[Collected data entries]
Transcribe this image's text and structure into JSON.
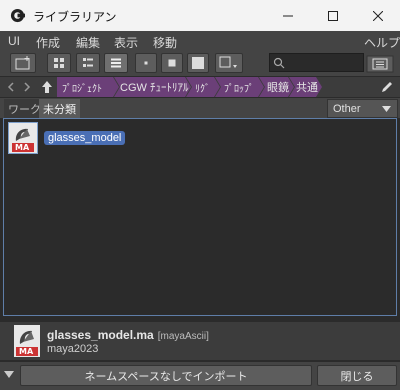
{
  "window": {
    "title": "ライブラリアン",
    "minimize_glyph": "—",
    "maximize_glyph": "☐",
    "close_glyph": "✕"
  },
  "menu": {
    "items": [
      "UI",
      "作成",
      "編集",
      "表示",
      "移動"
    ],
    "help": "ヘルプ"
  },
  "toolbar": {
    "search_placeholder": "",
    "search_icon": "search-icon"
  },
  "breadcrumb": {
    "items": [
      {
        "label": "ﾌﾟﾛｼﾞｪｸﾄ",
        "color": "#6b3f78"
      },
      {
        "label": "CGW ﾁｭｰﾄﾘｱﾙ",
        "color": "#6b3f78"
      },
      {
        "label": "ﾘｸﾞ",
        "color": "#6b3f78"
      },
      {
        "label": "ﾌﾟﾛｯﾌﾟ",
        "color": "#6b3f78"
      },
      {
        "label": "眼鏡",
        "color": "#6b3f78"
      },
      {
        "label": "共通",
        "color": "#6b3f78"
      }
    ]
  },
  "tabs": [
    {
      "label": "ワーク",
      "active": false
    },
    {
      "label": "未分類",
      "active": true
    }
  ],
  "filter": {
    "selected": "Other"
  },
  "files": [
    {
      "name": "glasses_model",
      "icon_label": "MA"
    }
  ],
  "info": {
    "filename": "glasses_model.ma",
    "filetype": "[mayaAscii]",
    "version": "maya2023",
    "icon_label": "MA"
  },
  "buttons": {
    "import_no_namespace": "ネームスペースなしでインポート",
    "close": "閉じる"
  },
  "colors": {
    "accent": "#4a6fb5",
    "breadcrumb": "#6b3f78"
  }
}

---

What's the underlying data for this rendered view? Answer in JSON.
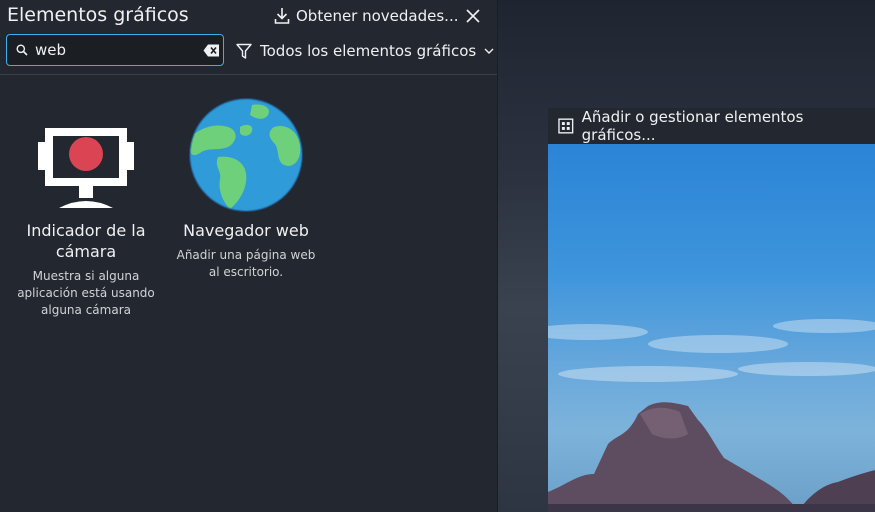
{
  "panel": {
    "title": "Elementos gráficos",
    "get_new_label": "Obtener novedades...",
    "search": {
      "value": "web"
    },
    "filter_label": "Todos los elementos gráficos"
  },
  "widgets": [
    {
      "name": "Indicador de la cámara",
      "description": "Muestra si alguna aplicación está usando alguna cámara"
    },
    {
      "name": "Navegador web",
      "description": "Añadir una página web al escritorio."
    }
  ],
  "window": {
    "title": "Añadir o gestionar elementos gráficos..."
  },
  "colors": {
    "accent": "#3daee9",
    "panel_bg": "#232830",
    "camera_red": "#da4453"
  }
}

* _YOUR TASK_
Copy out each line that contains the word "Añadir".

* _CORRECT OUTPUT_
      "description": "Añadir una página web al escritorio."
    "title": "Añadir o gestionar elementos gráficos..."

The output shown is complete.